__STATED PROBLEM__
Select lines where the word "leaves" appears.

------------------------

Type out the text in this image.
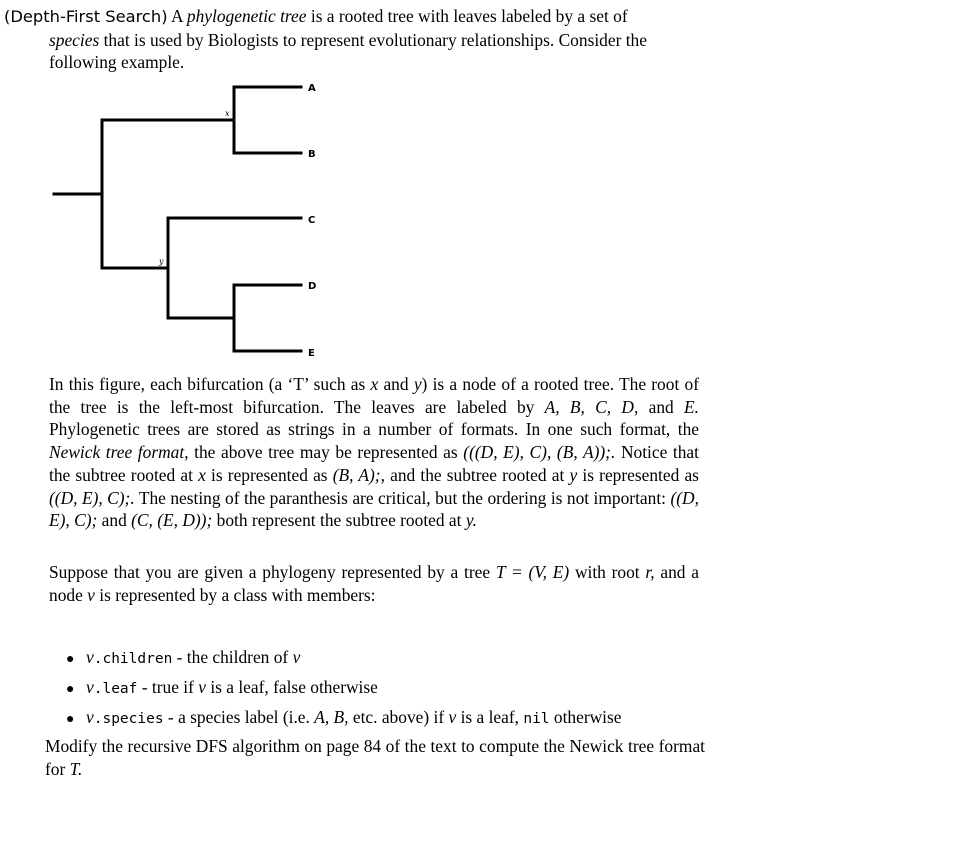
(Depth-First Search) A phylogenetic tree is a rooted tree with leaves labeled by a set of
species that is used by Biologists to represent evolutionary relationships. Consider the following example.
A
B
C
D
E
x
y
In this figure, each bifurcation (a ‘T’ such as x and y) is a node of a rooted tree. The root of the tree is the left-most bifurcation. The leaves are labeled by A, B, C, D, and E. Phylogenetic trees are stored as strings in a number of formats. In one such format, the Newick tree format, the above tree may be represented as (((D, E), C), (B, A));. Notice that the subtree rooted at x is represented as (B, A);, and the subtree rooted at y is represented as ((D, E), C);. The nesting of the paranthesis are critical, but the ordering is not important: ((D, E), C); and (C, (E, D)); both represent the subtree rooted at y.
Suppose that you are given a phylogeny represented by a tree T = (V, E) with root r, and a node v is represented by a class with members:
● v.children - the children of v
● v.leaf - true if v is a leaf, false otherwise
● v.species - a species label (i.e. A, B, etc. above) if v is a leaf, nil otherwise
Modify the recursive DFS algorithm on page 84 of the text to compute the Newick tree format for T.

------------------------

__ANSWER FOR THIS EXERCISE__
(Depth-First Search) A phylogenetic tree is a rooted tree with leaves labeled by a set of
In this figure, each bifurcation (a ‘T’ such as x and y) is a node of a rooted tree. The root of the tree is the left-most bifurcation. The leaves are labeled by A, B, C, D, and E. Phylogenetic trees are stored as strings in a number of formats. In one such format, the Newick tree format, the above tree may be represented as (((D, E), C), (B, A));. Notice that the subtree rooted at x is represented as (B, A);, and the subtree rooted at y is represented as ((D, E), C);. The nesting of the paranthesis are critical, but the ordering is not important: ((D, E), C); and (C, (E, D)); both represent the subtree rooted at y.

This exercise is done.